DATA TO PROCESS
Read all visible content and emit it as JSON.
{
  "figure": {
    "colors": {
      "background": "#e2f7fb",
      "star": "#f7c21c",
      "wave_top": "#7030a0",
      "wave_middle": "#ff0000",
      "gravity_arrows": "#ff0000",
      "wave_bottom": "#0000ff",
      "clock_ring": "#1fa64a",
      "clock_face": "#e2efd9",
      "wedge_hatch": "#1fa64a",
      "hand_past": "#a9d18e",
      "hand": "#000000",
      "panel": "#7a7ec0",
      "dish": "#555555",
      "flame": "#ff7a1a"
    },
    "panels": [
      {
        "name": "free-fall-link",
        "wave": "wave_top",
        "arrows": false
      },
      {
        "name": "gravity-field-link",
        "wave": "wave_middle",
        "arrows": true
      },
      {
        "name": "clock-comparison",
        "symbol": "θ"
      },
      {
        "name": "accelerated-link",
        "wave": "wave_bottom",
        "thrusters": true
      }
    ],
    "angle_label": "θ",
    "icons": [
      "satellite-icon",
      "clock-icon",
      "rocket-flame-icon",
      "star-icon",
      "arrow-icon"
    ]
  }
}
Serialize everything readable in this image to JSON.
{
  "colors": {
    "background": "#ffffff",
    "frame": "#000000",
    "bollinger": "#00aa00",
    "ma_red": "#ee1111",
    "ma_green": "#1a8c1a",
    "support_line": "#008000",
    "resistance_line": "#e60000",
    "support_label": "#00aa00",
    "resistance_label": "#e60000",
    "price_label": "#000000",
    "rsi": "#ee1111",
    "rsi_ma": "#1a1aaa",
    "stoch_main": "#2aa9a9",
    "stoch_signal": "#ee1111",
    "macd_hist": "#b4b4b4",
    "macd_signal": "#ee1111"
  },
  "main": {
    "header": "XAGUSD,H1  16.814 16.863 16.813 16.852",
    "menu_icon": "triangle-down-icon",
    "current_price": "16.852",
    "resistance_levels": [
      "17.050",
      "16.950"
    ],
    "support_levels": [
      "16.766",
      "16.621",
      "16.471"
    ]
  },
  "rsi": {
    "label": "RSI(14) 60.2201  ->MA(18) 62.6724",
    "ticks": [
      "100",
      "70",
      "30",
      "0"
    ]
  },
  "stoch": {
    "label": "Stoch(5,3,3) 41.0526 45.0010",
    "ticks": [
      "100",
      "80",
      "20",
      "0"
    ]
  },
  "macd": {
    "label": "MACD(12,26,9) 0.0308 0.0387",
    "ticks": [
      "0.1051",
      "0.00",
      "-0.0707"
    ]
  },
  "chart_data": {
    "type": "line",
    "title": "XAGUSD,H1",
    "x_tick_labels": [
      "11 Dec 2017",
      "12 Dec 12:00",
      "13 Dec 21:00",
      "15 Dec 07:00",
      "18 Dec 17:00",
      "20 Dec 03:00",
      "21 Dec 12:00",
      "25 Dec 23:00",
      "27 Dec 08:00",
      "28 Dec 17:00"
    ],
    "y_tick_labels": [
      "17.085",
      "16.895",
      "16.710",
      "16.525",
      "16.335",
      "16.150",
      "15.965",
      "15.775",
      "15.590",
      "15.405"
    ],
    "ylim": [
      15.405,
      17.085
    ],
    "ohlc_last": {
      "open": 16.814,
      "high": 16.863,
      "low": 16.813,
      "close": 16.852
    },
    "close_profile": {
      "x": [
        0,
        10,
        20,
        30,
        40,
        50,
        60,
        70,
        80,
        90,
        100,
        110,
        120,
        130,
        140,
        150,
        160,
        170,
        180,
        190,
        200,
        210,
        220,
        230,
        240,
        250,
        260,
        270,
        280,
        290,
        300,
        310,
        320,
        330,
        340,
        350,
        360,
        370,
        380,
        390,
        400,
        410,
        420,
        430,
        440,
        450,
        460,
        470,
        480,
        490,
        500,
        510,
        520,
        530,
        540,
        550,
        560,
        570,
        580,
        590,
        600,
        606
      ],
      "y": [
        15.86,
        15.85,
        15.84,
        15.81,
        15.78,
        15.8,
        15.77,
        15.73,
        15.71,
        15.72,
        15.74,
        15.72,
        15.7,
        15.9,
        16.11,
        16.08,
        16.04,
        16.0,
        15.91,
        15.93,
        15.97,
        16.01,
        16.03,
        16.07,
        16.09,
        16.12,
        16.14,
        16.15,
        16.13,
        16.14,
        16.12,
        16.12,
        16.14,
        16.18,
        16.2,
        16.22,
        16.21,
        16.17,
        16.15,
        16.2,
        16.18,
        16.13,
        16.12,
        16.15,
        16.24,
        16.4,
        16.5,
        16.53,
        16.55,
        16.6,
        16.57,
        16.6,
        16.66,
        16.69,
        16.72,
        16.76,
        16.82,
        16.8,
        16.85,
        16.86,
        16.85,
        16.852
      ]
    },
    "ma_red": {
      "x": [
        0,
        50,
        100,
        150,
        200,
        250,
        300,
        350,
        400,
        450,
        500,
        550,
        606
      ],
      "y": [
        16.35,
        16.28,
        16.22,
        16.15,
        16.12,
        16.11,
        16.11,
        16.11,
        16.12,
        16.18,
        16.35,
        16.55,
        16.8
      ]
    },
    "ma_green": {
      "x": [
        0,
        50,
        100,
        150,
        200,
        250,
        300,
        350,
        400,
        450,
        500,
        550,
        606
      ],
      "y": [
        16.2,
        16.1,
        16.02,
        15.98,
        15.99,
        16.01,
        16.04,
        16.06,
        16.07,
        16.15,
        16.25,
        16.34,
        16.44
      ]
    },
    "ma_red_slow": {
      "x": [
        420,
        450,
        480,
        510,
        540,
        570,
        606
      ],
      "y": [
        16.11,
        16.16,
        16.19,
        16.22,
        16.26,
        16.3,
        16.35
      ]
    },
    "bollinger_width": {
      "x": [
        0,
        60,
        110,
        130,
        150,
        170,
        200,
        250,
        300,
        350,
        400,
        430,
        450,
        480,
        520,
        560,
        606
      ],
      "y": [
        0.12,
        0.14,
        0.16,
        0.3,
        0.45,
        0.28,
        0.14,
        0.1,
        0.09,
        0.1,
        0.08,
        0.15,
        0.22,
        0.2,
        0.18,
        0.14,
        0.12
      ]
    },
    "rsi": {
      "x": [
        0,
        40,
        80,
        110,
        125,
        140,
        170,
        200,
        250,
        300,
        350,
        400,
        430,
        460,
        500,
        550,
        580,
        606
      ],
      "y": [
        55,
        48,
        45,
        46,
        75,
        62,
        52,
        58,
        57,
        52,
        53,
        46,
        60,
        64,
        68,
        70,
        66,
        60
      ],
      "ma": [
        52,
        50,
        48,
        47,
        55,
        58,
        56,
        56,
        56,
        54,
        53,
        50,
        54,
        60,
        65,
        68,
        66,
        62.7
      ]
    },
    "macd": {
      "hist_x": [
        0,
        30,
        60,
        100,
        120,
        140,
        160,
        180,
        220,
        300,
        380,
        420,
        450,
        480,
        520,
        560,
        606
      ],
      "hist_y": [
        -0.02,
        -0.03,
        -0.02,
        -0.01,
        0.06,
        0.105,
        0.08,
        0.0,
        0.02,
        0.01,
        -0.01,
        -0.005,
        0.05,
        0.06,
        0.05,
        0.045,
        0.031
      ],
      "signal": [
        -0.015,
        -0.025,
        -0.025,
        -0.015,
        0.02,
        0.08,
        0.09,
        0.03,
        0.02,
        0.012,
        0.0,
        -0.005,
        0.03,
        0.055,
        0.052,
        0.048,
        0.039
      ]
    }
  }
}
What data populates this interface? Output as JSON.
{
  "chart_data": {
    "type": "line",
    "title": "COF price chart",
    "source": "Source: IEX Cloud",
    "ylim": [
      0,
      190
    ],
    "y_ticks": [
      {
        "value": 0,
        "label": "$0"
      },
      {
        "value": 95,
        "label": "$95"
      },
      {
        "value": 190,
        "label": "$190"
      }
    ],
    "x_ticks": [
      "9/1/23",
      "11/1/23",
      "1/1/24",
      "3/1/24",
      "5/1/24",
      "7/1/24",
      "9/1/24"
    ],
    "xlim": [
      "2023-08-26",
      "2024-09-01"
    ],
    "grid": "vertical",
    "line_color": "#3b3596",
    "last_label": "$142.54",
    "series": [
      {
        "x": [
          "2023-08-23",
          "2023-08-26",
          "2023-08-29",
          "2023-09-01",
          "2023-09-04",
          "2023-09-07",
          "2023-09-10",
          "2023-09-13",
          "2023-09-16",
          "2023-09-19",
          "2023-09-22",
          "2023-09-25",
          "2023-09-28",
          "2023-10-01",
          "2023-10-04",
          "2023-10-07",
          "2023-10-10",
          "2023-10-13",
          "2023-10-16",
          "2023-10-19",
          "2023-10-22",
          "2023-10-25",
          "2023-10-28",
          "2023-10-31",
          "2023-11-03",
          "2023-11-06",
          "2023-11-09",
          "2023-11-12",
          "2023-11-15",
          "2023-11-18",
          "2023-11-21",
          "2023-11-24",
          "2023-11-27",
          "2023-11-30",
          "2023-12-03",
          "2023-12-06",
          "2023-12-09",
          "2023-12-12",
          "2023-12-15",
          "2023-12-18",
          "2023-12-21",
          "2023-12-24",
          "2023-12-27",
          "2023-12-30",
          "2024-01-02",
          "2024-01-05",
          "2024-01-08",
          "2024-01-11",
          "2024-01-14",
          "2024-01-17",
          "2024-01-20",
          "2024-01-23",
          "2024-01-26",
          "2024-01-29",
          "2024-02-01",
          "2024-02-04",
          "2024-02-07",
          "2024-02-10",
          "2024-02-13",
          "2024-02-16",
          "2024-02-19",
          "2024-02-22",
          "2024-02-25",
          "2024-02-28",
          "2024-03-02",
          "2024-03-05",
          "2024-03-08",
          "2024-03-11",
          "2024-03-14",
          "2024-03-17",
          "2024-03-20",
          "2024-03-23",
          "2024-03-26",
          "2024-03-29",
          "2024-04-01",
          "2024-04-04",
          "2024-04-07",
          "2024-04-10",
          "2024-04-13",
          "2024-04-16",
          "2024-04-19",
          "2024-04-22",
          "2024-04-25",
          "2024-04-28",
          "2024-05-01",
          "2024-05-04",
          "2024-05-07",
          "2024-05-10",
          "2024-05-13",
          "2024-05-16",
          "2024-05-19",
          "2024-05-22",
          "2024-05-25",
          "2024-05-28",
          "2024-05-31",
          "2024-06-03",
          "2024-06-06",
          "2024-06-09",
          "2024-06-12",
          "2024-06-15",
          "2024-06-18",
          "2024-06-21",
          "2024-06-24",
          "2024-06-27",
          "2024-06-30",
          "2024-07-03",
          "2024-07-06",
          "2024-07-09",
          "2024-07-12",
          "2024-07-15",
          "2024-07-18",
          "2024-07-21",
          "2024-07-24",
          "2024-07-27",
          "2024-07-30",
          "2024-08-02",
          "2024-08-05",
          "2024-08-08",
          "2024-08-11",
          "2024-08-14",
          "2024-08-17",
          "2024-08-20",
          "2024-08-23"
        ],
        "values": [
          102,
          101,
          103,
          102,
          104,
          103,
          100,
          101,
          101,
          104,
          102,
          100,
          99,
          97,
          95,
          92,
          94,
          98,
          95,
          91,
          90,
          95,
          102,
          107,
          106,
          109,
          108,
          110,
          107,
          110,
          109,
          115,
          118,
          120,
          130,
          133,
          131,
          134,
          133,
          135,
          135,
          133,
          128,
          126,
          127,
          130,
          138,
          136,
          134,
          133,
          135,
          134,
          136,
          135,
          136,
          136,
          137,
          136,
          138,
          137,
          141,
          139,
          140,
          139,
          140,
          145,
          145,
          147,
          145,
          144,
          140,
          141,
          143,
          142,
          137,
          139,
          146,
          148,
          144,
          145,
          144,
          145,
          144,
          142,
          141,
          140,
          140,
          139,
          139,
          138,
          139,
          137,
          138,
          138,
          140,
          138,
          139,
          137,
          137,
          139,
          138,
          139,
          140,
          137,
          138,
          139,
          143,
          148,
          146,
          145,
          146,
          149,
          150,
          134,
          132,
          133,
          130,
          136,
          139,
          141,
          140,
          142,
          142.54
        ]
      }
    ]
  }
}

EXERCISE DIRECTIONS
Report the number of lines of the listing above that hold the string "link", with no other text.

REPLY TO THE EXERCISE
3